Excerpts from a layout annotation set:
= = =
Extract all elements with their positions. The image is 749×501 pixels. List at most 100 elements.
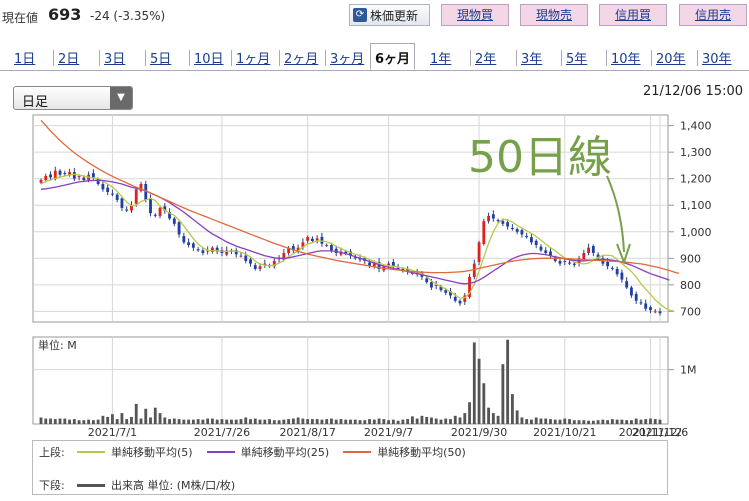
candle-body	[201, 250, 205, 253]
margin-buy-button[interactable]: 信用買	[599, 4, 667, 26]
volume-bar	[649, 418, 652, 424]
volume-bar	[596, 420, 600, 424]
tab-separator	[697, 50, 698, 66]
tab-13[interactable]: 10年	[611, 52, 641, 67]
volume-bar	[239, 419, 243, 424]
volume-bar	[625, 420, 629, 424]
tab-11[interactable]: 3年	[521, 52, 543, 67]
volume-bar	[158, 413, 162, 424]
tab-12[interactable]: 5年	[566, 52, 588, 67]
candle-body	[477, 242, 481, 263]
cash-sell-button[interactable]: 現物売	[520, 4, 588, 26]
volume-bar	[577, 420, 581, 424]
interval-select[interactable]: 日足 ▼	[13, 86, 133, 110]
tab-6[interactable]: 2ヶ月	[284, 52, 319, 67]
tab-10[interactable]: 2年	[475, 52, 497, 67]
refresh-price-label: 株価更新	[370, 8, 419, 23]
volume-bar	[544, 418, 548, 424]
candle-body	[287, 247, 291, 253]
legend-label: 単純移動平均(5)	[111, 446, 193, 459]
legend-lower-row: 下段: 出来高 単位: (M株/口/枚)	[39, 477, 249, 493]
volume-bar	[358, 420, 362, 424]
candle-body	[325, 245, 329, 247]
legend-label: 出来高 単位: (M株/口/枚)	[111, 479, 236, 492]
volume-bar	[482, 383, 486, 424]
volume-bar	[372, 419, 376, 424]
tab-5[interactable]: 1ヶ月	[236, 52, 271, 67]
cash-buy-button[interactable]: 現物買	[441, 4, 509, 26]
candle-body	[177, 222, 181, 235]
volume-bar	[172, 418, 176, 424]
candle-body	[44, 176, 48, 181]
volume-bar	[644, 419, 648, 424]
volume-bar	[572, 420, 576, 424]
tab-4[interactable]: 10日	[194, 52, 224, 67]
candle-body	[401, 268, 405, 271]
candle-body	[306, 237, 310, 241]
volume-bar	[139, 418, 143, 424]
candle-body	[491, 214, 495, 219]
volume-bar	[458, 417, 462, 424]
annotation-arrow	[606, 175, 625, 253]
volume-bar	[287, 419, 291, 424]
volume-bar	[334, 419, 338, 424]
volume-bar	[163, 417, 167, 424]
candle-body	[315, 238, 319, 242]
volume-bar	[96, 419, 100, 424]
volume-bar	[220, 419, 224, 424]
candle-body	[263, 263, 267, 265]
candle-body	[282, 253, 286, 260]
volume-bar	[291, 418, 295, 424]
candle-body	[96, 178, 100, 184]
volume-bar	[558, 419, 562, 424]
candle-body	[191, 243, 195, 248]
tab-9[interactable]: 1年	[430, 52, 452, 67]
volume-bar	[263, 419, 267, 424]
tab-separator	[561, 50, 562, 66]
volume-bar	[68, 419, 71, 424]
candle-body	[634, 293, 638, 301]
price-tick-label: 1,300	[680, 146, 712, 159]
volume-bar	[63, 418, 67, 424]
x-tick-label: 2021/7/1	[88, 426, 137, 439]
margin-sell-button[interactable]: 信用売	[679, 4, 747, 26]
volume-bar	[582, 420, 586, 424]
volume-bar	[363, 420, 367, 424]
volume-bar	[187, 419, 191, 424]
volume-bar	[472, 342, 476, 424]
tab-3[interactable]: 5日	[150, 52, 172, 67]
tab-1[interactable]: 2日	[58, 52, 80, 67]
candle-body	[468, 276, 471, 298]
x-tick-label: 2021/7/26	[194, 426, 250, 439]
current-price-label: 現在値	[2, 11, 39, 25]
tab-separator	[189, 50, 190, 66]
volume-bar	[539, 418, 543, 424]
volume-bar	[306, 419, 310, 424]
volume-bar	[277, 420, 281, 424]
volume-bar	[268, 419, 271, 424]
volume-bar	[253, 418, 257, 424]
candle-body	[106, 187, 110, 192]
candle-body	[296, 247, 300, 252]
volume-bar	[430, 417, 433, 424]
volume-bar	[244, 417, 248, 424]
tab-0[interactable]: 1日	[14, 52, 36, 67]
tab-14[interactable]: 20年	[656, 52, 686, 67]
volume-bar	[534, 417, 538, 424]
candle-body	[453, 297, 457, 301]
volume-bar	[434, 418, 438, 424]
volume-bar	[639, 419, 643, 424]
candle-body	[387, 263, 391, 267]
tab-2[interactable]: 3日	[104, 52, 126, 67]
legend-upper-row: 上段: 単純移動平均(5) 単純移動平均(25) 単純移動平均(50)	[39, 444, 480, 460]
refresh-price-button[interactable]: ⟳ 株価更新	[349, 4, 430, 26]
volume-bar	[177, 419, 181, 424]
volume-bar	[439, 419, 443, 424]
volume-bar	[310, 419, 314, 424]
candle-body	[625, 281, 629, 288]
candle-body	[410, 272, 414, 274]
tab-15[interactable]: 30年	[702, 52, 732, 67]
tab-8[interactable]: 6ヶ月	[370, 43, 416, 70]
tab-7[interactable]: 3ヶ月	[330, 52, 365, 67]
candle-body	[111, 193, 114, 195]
= = =
Gather every row above that contains the string "株価更新" and copy each one in full. Case counts.

refresh-price-label: 株価更新	[370, 8, 419, 23]
refresh-price-button[interactable]: ⟳ 株価更新	[349, 4, 430, 26]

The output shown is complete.